──────── Task data ────────

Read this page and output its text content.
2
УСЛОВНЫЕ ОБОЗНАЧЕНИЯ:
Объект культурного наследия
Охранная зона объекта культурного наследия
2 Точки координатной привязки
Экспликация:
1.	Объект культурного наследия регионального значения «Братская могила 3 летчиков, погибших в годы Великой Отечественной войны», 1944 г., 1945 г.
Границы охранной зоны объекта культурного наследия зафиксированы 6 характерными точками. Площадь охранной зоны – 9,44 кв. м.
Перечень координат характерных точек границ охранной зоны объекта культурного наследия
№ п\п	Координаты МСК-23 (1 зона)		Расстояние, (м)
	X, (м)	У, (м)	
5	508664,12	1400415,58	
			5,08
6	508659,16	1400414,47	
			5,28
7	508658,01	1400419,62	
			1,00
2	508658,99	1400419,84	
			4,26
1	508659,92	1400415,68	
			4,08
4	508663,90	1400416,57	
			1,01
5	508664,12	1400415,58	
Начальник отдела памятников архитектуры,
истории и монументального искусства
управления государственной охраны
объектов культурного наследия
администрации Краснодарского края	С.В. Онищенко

────────

» **Required task**: Reproduce the listing above word for word.

» **Answer for the task**:
Read this page and output its text content.
2
УСЛОВНЫЕ ОБОЗНАЧЕНИЯ:
Объект культурного наследия
Охранная зона объекта культурного наследия
2 Точки координатной привязки
Экспликация:
1.	Объект культурного наследия регионального значения «Братская могила 3 летчиков, погибших в годы Великой Отечественной войны», 1944 г., 1945 г.
Границы охранной зоны объекта культурного наследия зафиксированы 6 характерными точками. Площадь охранной зоны – 9,44 кв. м.
Перечень координат характерных точек границ охранной зоны объекта культурного наследия
№ п\п	Координаты МСК-23 (1 зона)		Расстояние, (м)
	X, (м)	У, (м)	
5	508664,12	1400415,58	
			5,08
6	508659,16	1400414,47	
			5,28
7	508658,01	1400419,62	
			1,00
2	508658,99	1400419,84	
			4,26
1	508659,92	1400415,68	
			4,08
4	508663,90	1400416,57	
			1,01
5	508664,12	1400415,58	
Начальник отдела памятников архитектуры,
истории и монументального искусства
управления государственной охраны
объектов культурного наследия
администрации Краснодарского края	С.В. Онищенко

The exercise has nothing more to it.